Start of AVAILABLE RECORDS

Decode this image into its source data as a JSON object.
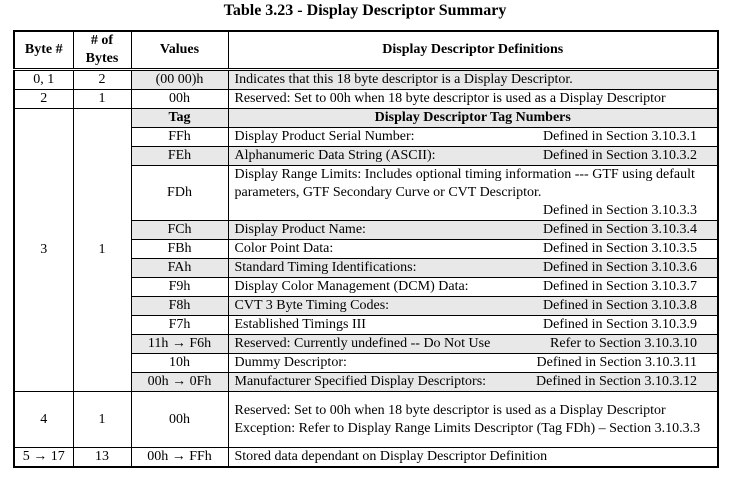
{
  "header": {
    "title": "Table 3.23 - Display Descriptor Summary"
  },
  "table": {
    "columns": [
      "Byte #",
      "# of Bytes",
      "Values",
      "Display Descriptor Definitions"
    ],
    "rows_before": [
      {
        "byte": "0, 1",
        "bytes": "2",
        "value": "(00 00)h",
        "definition": "Indicates that this 18 byte descriptor is a Display Descriptor."
      },
      {
        "byte": "2",
        "bytes": "1",
        "value": "00h",
        "definition": "Reserved: Set to 00h when 18 byte descriptor is used as a Display Descriptor"
      }
    ],
    "tag_group": {
      "byte": "3",
      "bytes": "1",
      "tag": "Tag",
      "title": "Display Descriptor Tag Numbers",
      "rows": [
        {
          "value": "FFh",
          "definition": "Display Product Serial Number:",
          "ref": "Defined in Section 3.10.3.1"
        },
        {
          "value": "FEh",
          "definition": "Alphanumeric Data String (ASCII):",
          "ref": "Defined in Section 3.10.3.2"
        },
        {
          "value": "FDh",
          "definition": "Display Range Limits: Includes optional timing information --- GTF using default parameters, GTF Secondary Curve or CVT Descriptor.",
          "ref": "Defined in Section 3.10.3.3"
        },
        {
          "value": "FCh",
          "definition": "Display Product Name:",
          "ref": "Defined in Section 3.10.3.4"
        },
        {
          "value": "FBh",
          "definition": "Color Point Data:",
          "ref": "Defined in Section 3.10.3.5"
        },
        {
          "value": "FAh",
          "definition": "Standard Timing Identifications:",
          "ref": "Defined in Section 3.10.3.6"
        },
        {
          "value": "F9h",
          "definition": "Display Color Management (DCM) Data:",
          "ref": "Defined in Section 3.10.3.7"
        },
        {
          "value": "F8h",
          "definition": "CVT 3 Byte Timing Codes:",
          "ref": "Defined in Section 3.10.3.8"
        },
        {
          "value": "F7h",
          "definition": "Established Timings III",
          "ref": "Defined in Section 3.10.3.9"
        },
        {
          "value": "11h → F6h",
          "definition": "Reserved: Currently undefined -- Do Not Use",
          "ref": "Refer to Section 3.10.3.10"
        },
        {
          "value": "10h",
          "definition": "Dummy Descriptor:",
          "ref": "Defined in Section 3.10.3.11"
        },
        {
          "value": "00h → 0Fh",
          "definition": "Manufacturer Specified Display Descriptors:",
          "ref": "Defined in Section 3.10.3.12"
        }
      ]
    },
    "rows_after": [
      {
        "byte": "4",
        "bytes": "1",
        "value": "00h",
        "definition": "Reserved: Set to 00h when 18 byte descriptor is used as a Display Descriptor Exception: Refer to Display Range Limits Descriptor (Tag FDh) – Section 3.10.3.3"
      },
      {
        "byte": "5 → 17",
        "bytes": "13",
        "value": "00h → FFh",
        "definition": "Stored data dependant on Display Descriptor Definition"
      }
    ]
  }
}
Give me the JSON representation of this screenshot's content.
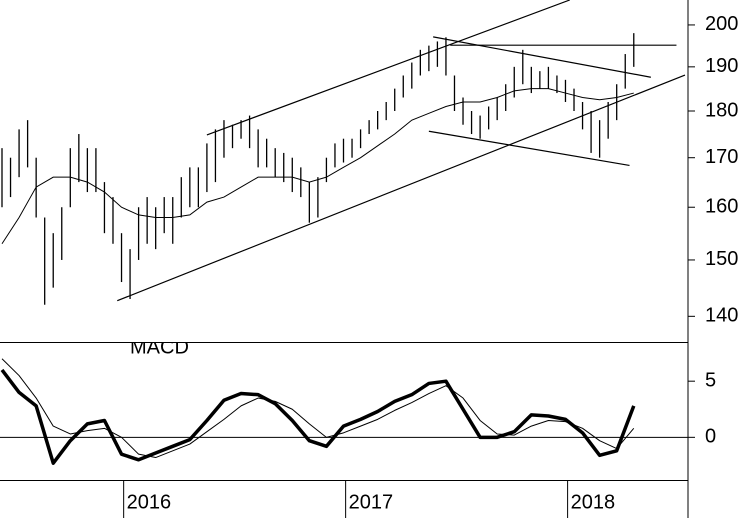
{
  "chart_data": [
    {
      "type": "hilo",
      "log_scale": true,
      "xlim": [
        0,
        160
      ],
      "ylim": [
        136,
        206.2
      ],
      "yticks": [
        140,
        150,
        160,
        170,
        180,
        190,
        200
      ],
      "color": "#000000",
      "x": [
        0,
        2,
        4,
        6,
        8,
        10,
        12,
        14,
        16,
        18,
        20,
        22,
        24,
        26,
        28,
        30,
        32,
        34,
        36,
        38,
        40,
        42,
        44,
        46,
        48,
        50,
        52,
        54,
        56,
        58,
        60,
        62,
        64,
        66,
        68,
        70,
        72,
        74,
        76,
        78,
        80,
        82,
        84,
        86,
        88,
        90,
        92,
        94,
        96,
        98,
        100,
        102,
        104,
        106,
        108,
        110,
        112,
        114,
        116,
        118,
        120,
        122,
        124,
        126,
        128,
        130,
        132,
        134,
        136,
        138,
        140,
        142,
        144,
        146,
        148
      ],
      "high": [
        172,
        170,
        176,
        178,
        170,
        158,
        155,
        160,
        172,
        175,
        172,
        172,
        165,
        162,
        155,
        152,
        160,
        162,
        160,
        162,
        162,
        166,
        168,
        168,
        173,
        176,
        178,
        177,
        178,
        179,
        176,
        174,
        172,
        171,
        170,
        168,
        165,
        166,
        170,
        173,
        174,
        174,
        176,
        178,
        180,
        182,
        185,
        188,
        191,
        194,
        195,
        196,
        197,
        188,
        183,
        180,
        179,
        181,
        183,
        186,
        190,
        194,
        190,
        189,
        190,
        188,
        187,
        185,
        182,
        180,
        178,
        182,
        186,
        193,
        198
      ],
      "low": [
        160,
        162,
        166,
        168,
        158,
        142,
        145,
        150,
        160,
        165,
        163,
        163,
        155,
        153,
        146,
        143,
        150,
        153,
        152,
        155,
        153,
        158,
        160,
        160,
        163,
        165,
        170,
        172,
        174,
        172,
        168,
        168,
        166,
        165,
        163,
        162,
        157,
        158,
        165,
        168,
        169,
        170,
        172,
        175,
        176,
        178,
        180,
        183,
        185,
        188,
        189,
        190,
        188,
        180,
        177,
        175,
        174,
        176,
        178,
        180,
        183,
        186,
        184,
        185,
        185,
        184,
        182,
        180,
        176,
        171,
        170,
        174,
        178,
        185,
        190
      ],
      "ma": {
        "x": [
          0,
          4,
          8,
          12,
          16,
          20,
          24,
          28,
          32,
          36,
          40,
          44,
          48,
          52,
          56,
          60,
          64,
          68,
          72,
          76,
          80,
          84,
          88,
          92,
          96,
          100,
          104,
          108,
          112,
          116,
          120,
          124,
          128,
          132,
          136,
          140,
          144,
          148
        ],
        "values": [
          153,
          158,
          164,
          166,
          166,
          165,
          163,
          160,
          158.5,
          158,
          158,
          158.5,
          161,
          162,
          164,
          166,
          166,
          166,
          165,
          166,
          168,
          170,
          172.5,
          175,
          178,
          179.5,
          181,
          182,
          182,
          183,
          184.5,
          185,
          185,
          184,
          183,
          182.5,
          183,
          184
        ]
      },
      "trendlines": [
        {
          "x": [
            48,
            133
          ],
          "y": [
            174.8,
            206.2
          ]
        },
        {
          "x": [
            27,
            160
          ],
          "y": [
            142.7,
            188.1
          ]
        },
        {
          "x": [
            101,
            152
          ],
          "y": [
            197.1,
            187.6
          ]
        },
        {
          "x": [
            105,
            158
          ],
          "y": [
            195.1,
            195.1
          ]
        },
        {
          "x": [
            100,
            147
          ],
          "y": [
            175.6,
            168.4
          ]
        }
      ]
    },
    {
      "type": "line",
      "title": "MACD",
      "xlim": [
        0,
        160
      ],
      "ylim": [
        -3.8,
        8.4
      ],
      "yticks": [
        0,
        5
      ],
      "xticks": [
        {
          "value": 28.5,
          "label": "2016"
        },
        {
          "value": 80.5,
          "label": "2017"
        },
        {
          "value": 132.5,
          "label": "2018"
        }
      ],
      "x": [
        0,
        4,
        8,
        12,
        16,
        20,
        24,
        28,
        32,
        36,
        40,
        44,
        48,
        52,
        56,
        60,
        64,
        68,
        72,
        76,
        80,
        84,
        88,
        92,
        96,
        100,
        104,
        108,
        112,
        116,
        120,
        124,
        128,
        132,
        136,
        140,
        144,
        148
      ],
      "series": [
        {
          "color": "#000000",
          "width": 3.5,
          "values": [
            6,
            4,
            2.8,
            -2.3,
            -0.3,
            1.2,
            1.5,
            -1.5,
            -2,
            -1.4,
            -0.8,
            -0.2,
            1.5,
            3.3,
            3.9,
            3.8,
            3,
            1.5,
            -0.3,
            -0.8,
            1,
            1.6,
            2.3,
            3.2,
            3.8,
            4.8,
            5,
            2.5,
            0,
            0,
            0.5,
            2,
            1.9,
            1.6,
            0.4,
            -1.6,
            -1.2,
            2.8
          ]
        },
        {
          "color": "#000000",
          "width": 1,
          "values": [
            7,
            5.5,
            3.5,
            1,
            0.3,
            0.6,
            0.8,
            0,
            -1.5,
            -1.8,
            -1.2,
            -0.6,
            0.5,
            1.6,
            2.8,
            3.5,
            3.2,
            2.5,
            1.2,
            0,
            0.4,
            1,
            1.6,
            2.4,
            3.1,
            3.9,
            4.6,
            3.5,
            1.5,
            0.3,
            0.2,
            1,
            1.5,
            1.4,
            0.8,
            -0.3,
            -1,
            0.8
          ]
        }
      ]
    }
  ]
}
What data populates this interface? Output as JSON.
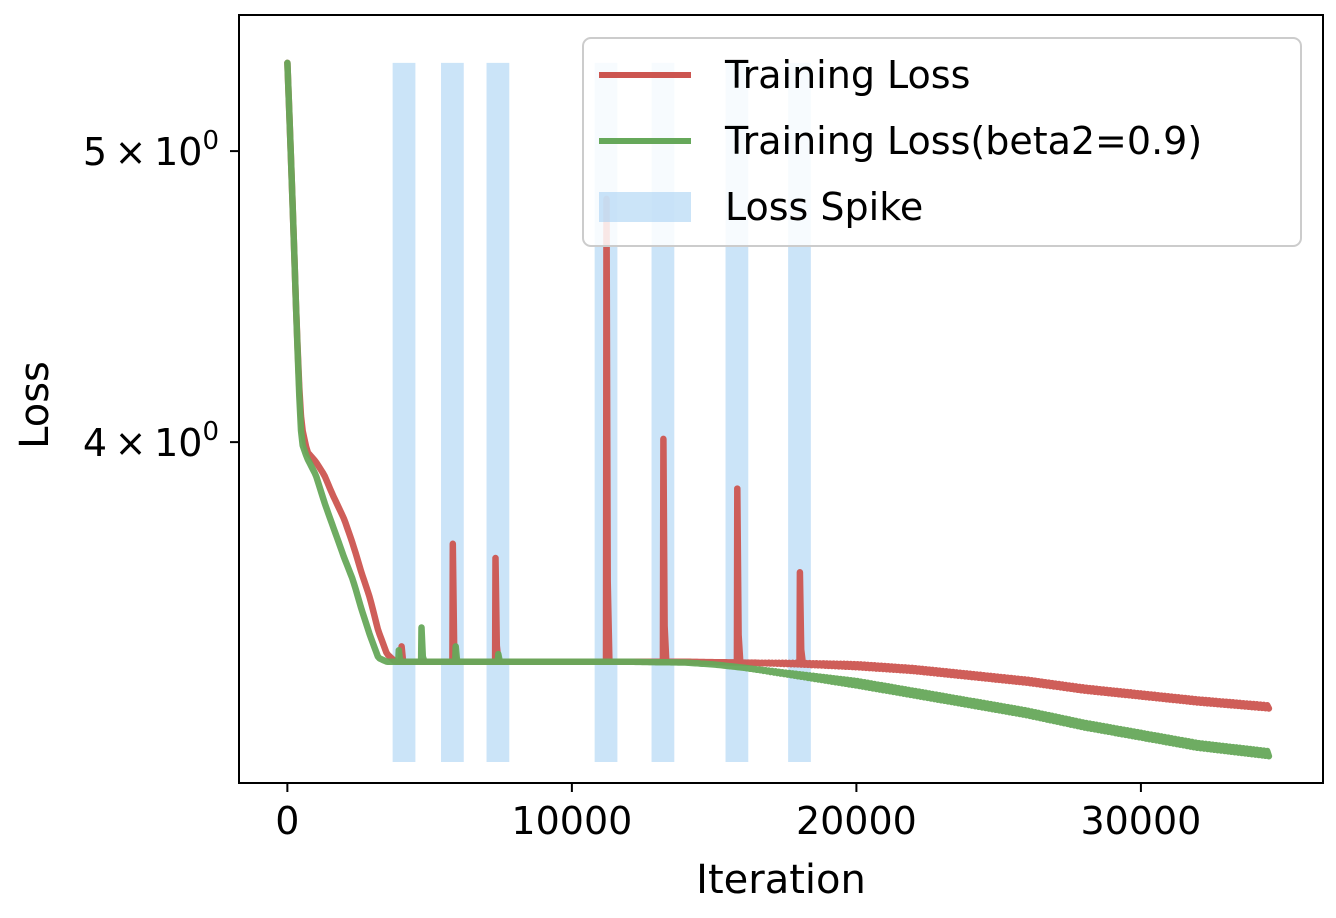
{
  "chart_data": {
    "type": "line",
    "title": "",
    "xlabel": "Iteration",
    "ylabel": "Loss",
    "yscale": "log",
    "xlim": [
      -1700,
      36400
    ],
    "ylim": [
      3.08,
      5.55
    ],
    "x_ticks": [
      {
        "value": 0,
        "label": "0"
      },
      {
        "value": 10000,
        "label": "10000"
      },
      {
        "value": 20000,
        "label": "20000"
      },
      {
        "value": 30000,
        "label": "30000"
      }
    ],
    "y_ticks": [
      {
        "value": 4,
        "base": "4",
        "exp": "0"
      },
      {
        "value": 5,
        "base": "5",
        "exp": "0"
      }
    ],
    "grid": false,
    "legend": {
      "position": "top-right",
      "entries": [
        {
          "label": "Training Loss",
          "color": "#cc5550",
          "kind": "line"
        },
        {
          "label": "Training Loss(beta2=0.9)",
          "color": "#66a85a",
          "kind": "line"
        },
        {
          "label": "Loss Spike",
          "color": "#a9d2f3",
          "kind": "patch"
        }
      ]
    },
    "spike_regions": {
      "series": "Loss Spike",
      "y_range": [
        3.13,
        5.35
      ],
      "color": "#a9d2f3",
      "intervals": [
        [
          3700,
          4500
        ],
        [
          5400,
          6200
        ],
        [
          7000,
          7800
        ],
        [
          10800,
          11600
        ],
        [
          12800,
          13600
        ],
        [
          15400,
          16200
        ],
        [
          17600,
          18400
        ]
      ]
    },
    "series": [
      {
        "name": "Training Loss",
        "color": "#cc5550",
        "points": [
          [
            0,
            5.35
          ],
          [
            150,
            4.9
          ],
          [
            300,
            4.45
          ],
          [
            400,
            4.2
          ],
          [
            500,
            4.05
          ],
          [
            700,
            3.97
          ],
          [
            1000,
            3.94
          ],
          [
            1300,
            3.9
          ],
          [
            1600,
            3.84
          ],
          [
            2000,
            3.77
          ],
          [
            2300,
            3.7
          ],
          [
            2600,
            3.62
          ],
          [
            2900,
            3.55
          ],
          [
            3200,
            3.46
          ],
          [
            3500,
            3.4
          ],
          [
            3800,
            3.38
          ],
          [
            4200,
            3.38
          ],
          [
            5000,
            3.38
          ],
          [
            6000,
            3.38
          ],
          [
            8000,
            3.38
          ],
          [
            10000,
            3.38
          ],
          [
            12000,
            3.38
          ],
          [
            14000,
            3.38
          ],
          [
            16000,
            3.378
          ],
          [
            18000,
            3.375
          ],
          [
            20000,
            3.37
          ],
          [
            22000,
            3.36
          ],
          [
            24000,
            3.345
          ],
          [
            26000,
            3.33
          ],
          [
            28000,
            3.31
          ],
          [
            30000,
            3.295
          ],
          [
            32000,
            3.28
          ],
          [
            34500,
            3.265
          ]
        ],
        "spikes": [
          [
            4000,
            3.42
          ],
          [
            5800,
            3.7
          ],
          [
            7300,
            3.66
          ],
          [
            11200,
            4.82
          ],
          [
            13200,
            4.01
          ],
          [
            15800,
            3.86
          ],
          [
            18000,
            3.62
          ]
        ]
      },
      {
        "name": "Training Loss(beta2=0.9)",
        "color": "#66a85a",
        "points": [
          [
            0,
            5.35
          ],
          [
            150,
            4.9
          ],
          [
            300,
            4.45
          ],
          [
            400,
            4.18
          ],
          [
            500,
            4.0
          ],
          [
            700,
            3.95
          ],
          [
            1000,
            3.9
          ],
          [
            1300,
            3.82
          ],
          [
            1600,
            3.75
          ],
          [
            2000,
            3.66
          ],
          [
            2300,
            3.6
          ],
          [
            2600,
            3.52
          ],
          [
            2900,
            3.45
          ],
          [
            3200,
            3.39
          ],
          [
            3500,
            3.38
          ],
          [
            4200,
            3.38
          ],
          [
            6000,
            3.38
          ],
          [
            8000,
            3.38
          ],
          [
            10000,
            3.38
          ],
          [
            12000,
            3.38
          ],
          [
            14000,
            3.378
          ],
          [
            15000,
            3.373
          ],
          [
            16000,
            3.365
          ],
          [
            17000,
            3.355
          ],
          [
            18000,
            3.345
          ],
          [
            20000,
            3.325
          ],
          [
            22000,
            3.3
          ],
          [
            24000,
            3.275
          ],
          [
            26000,
            3.25
          ],
          [
            28000,
            3.22
          ],
          [
            30000,
            3.195
          ],
          [
            32000,
            3.17
          ],
          [
            34500,
            3.15
          ]
        ],
        "spikes": [
          [
            3900,
            3.41
          ],
          [
            4700,
            3.47
          ],
          [
            5900,
            3.42
          ],
          [
            7400,
            3.4
          ]
        ]
      }
    ]
  }
}
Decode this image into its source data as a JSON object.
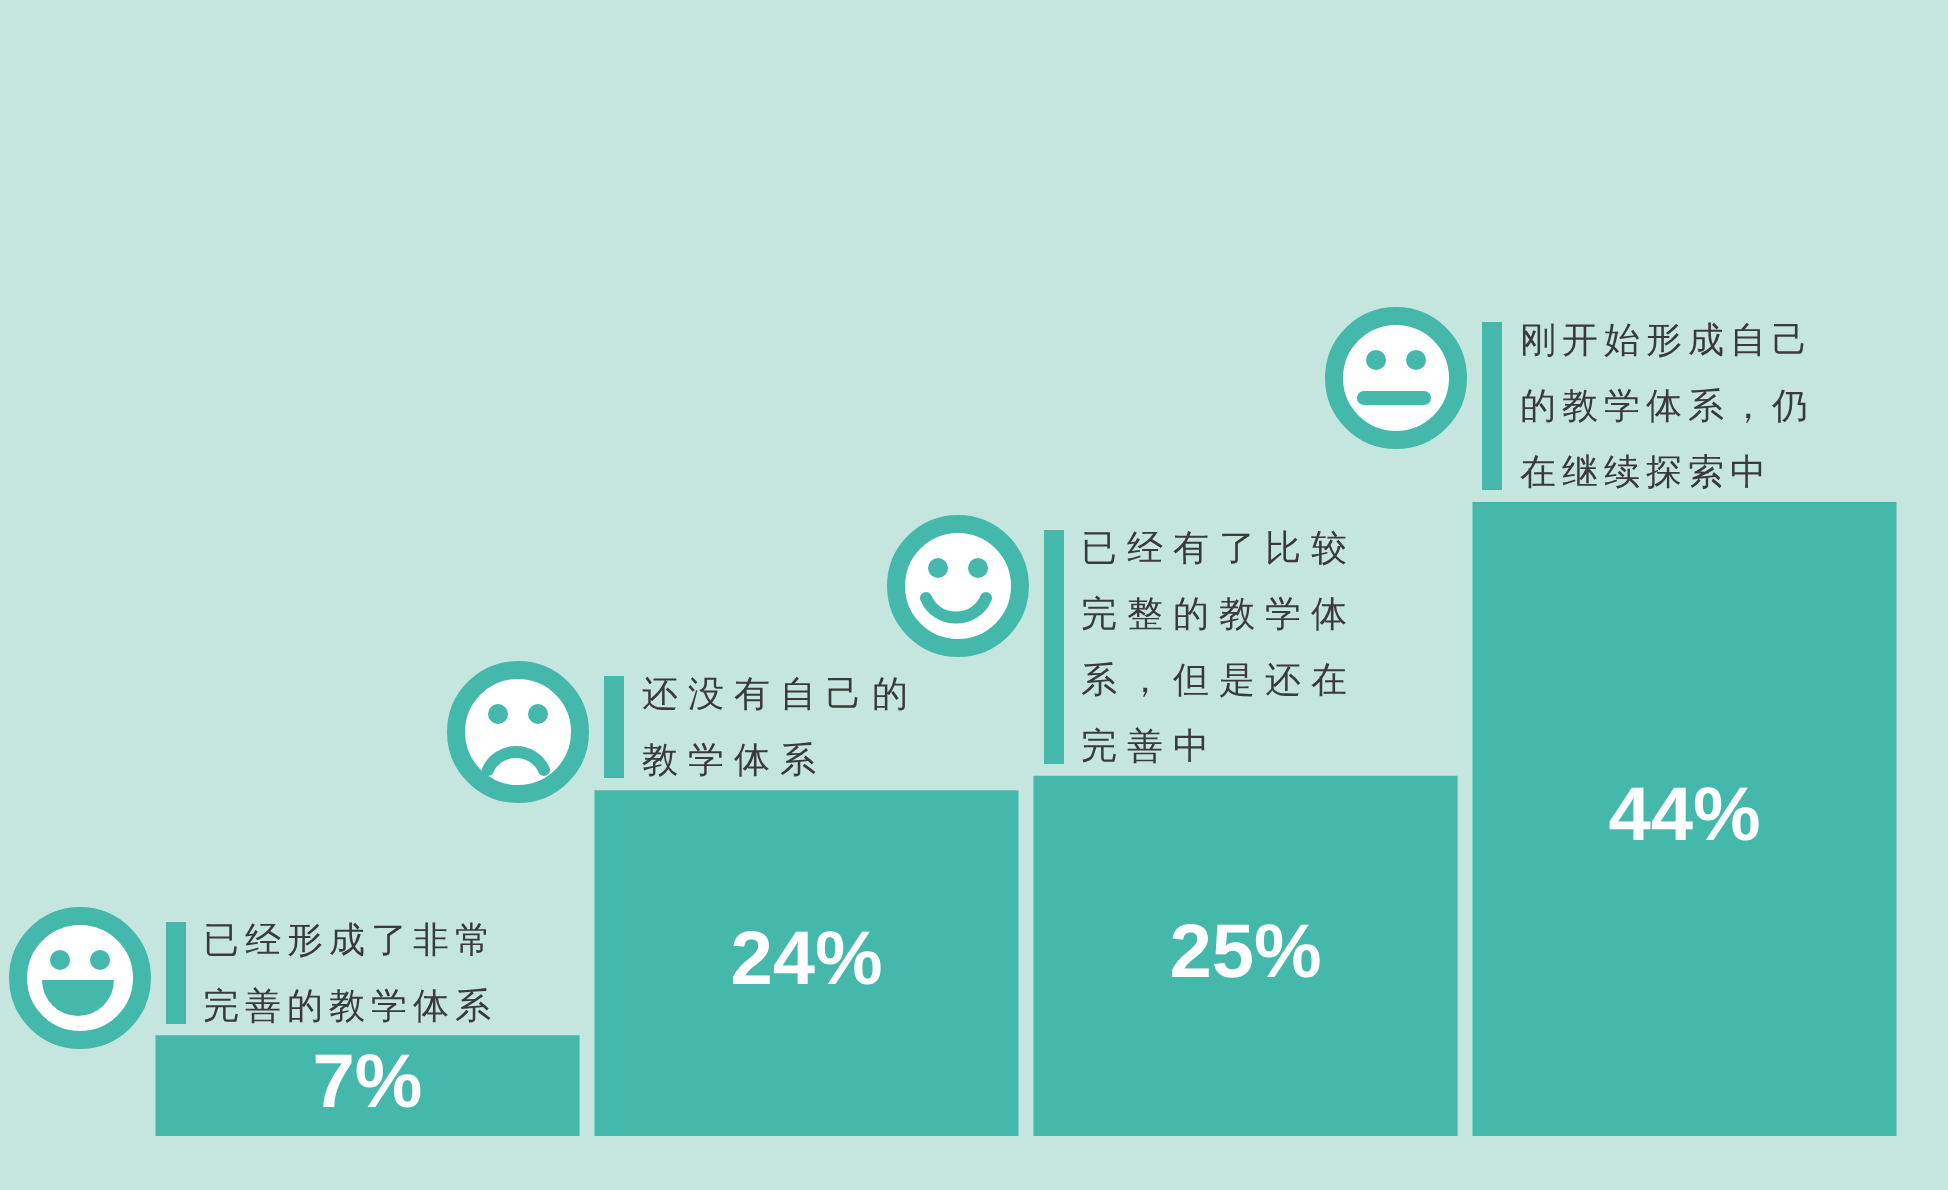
{
  "chart_data": {
    "type": "bar",
    "categories": [
      "已经形成了非常完善的教学体系",
      "还没有自己的教学体系",
      "已经有了比较完整的教学体系，但是还在完善中",
      "刚开始形成自己的教学体系，仍在继续探索中"
    ],
    "values": [
      7,
      24,
      25,
      44
    ],
    "value_labels": [
      "7%",
      "24%",
      "25%",
      "44%"
    ],
    "color": "#45b8ac"
  }
}
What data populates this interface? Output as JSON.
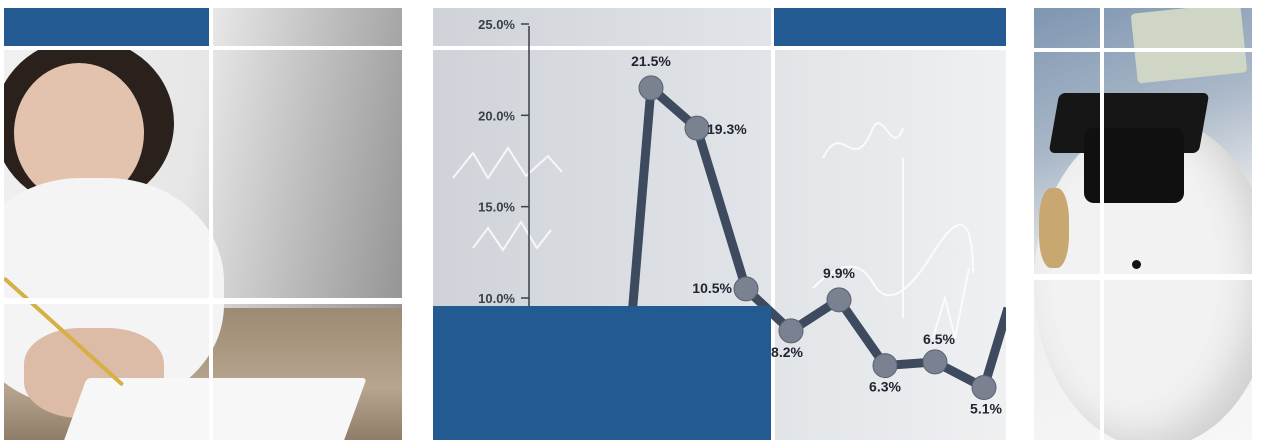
{
  "chart_data": {
    "type": "line",
    "y_ticks": [
      "25.0%",
      "20.0%",
      "15.0%",
      "10.0%"
    ],
    "points": [
      {
        "label": "21.5%",
        "y": 21.5
      },
      {
        "label": "19.3%",
        "y": 19.3
      },
      {
        "label": "10.5%",
        "y": 10.5
      },
      {
        "label": "8.2%",
        "y": 8.2
      },
      {
        "label": "9.9%",
        "y": 9.9
      },
      {
        "label": "6.3%",
        "y": 6.3
      },
      {
        "label": "6.5%",
        "y": 6.5
      },
      {
        "label": "5.1%",
        "y": 5.1
      }
    ],
    "line_color": "#3e4a5e",
    "marker_color": "#7a8190"
  },
  "colors": {
    "accent_blue": "#235a92"
  }
}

End of AVAILABLE RECORDS

Point out every line holding the string "used" and copy it.

        "definition": "Reserved: Set to 00h when 18 byte descriptor is used as a Display Descriptor"
        "definition": "Reserved: Set to 00h when 18 byte descriptor is used as a Display Descriptor Exception: Refer to Display Range Limits Descriptor (Tag FDh) – Section 3.10.3.3"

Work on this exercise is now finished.